• **What is required**
Print the listing below in its entirety, character for character.

• **Data to process**
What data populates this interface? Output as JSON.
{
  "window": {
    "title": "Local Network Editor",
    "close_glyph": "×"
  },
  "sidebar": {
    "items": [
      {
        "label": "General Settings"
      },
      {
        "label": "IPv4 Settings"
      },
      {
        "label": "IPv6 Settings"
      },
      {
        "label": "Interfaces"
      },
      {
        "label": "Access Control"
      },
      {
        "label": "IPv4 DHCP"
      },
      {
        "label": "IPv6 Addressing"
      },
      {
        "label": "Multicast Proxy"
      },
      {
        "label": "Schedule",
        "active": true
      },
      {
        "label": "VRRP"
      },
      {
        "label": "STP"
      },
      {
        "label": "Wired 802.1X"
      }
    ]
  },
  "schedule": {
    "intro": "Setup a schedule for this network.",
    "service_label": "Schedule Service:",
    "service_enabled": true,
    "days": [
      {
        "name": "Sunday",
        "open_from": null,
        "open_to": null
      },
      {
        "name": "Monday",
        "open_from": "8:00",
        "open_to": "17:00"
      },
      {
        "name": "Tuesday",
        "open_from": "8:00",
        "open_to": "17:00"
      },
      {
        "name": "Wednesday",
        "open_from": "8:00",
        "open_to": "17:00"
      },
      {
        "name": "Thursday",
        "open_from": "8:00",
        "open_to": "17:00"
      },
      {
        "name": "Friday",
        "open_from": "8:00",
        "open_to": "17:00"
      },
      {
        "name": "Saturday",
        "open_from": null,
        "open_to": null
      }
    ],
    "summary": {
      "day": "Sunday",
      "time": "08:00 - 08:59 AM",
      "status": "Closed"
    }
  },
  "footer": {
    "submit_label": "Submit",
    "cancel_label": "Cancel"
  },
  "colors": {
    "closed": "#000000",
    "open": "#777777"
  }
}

• **Reply to the task**
What data populates this interface? Output as JSON.
{
  "window": {
    "title": "Local Network Editor",
    "close_glyph": "×"
  },
  "sidebar": {
    "items": [
      {
        "label": "General Settings"
      },
      {
        "label": "IPv4 Settings"
      },
      {
        "label": "IPv6 Settings"
      },
      {
        "label": "Interfaces"
      },
      {
        "label": "Access Control"
      },
      {
        "label": "IPv4 DHCP"
      },
      {
        "label": "IPv6 Addressing"
      },
      {
        "label": "Multicast Proxy"
      },
      {
        "label": "Schedule",
        "active": true
      },
      {
        "label": "VRRP"
      },
      {
        "label": "STP"
      },
      {
        "label": "Wired 802.1X"
      }
    ]
  },
  "schedule": {
    "intro": "Setup a schedule for this network.",
    "service_label": "Schedule Service:",
    "service_enabled": true,
    "days": [
      {
        "name": "Sunday",
        "open_from": null,
        "open_to": null
      },
      {
        "name": "Monday",
        "open_from": "8:00",
        "open_to": "17:00"
      },
      {
        "name": "Tuesday",
        "open_from": "8:00",
        "open_to": "17:00"
      },
      {
        "name": "Wednesday",
        "open_from": "8:00",
        "open_to": "17:00"
      },
      {
        "name": "Thursday",
        "open_from": "8:00",
        "open_to": "17:00"
      },
      {
        "name": "Friday",
        "open_from": "8:00",
        "open_to": "17:00"
      },
      {
        "name": "Saturday",
        "open_from": null,
        "open_to": null
      }
    ],
    "summary": {
      "day": "Sunday",
      "time": "08:00 - 08:59 AM",
      "status": "Closed"
    }
  },
  "footer": {
    "submit_label": "Submit",
    "cancel_label": "Cancel"
  },
  "colors": {
    "closed": "#000000",
    "open": "#777777"
  }
}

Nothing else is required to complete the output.